_Exercise description_: Lift every line from the entries that includes the word "Training".

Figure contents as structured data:

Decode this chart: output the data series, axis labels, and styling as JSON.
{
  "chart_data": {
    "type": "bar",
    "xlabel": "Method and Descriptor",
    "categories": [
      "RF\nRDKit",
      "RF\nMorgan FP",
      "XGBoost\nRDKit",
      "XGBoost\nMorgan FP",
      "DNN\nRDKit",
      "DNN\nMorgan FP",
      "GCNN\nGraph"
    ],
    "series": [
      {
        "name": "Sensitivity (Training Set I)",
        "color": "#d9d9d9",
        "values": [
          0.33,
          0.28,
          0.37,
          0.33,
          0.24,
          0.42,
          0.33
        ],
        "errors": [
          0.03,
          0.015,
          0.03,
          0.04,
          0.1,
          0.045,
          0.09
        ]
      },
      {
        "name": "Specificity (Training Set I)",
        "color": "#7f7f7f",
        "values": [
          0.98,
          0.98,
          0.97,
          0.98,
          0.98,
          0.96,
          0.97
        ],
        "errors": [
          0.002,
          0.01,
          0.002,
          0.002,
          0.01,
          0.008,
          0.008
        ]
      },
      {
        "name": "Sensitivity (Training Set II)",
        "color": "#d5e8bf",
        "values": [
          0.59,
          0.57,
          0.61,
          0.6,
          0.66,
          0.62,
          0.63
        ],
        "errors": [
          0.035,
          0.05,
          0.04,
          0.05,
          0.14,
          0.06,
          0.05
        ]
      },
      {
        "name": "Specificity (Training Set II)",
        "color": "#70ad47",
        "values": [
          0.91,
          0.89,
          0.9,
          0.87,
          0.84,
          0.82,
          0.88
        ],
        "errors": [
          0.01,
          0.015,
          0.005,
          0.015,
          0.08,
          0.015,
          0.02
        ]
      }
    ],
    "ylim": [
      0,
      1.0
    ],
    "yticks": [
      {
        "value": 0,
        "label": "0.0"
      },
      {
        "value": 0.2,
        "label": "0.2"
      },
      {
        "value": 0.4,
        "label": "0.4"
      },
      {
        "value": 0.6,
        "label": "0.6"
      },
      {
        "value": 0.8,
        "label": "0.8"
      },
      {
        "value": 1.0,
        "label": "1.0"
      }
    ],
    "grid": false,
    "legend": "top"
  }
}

_Exercise answer_:
        "name": "Sensitivity (Training Set I)",
        "name": "Specificity (Training Set I)",
        "name": "Sensitivity (Training Set II)",
        "name": "Specificity (Training Set II)",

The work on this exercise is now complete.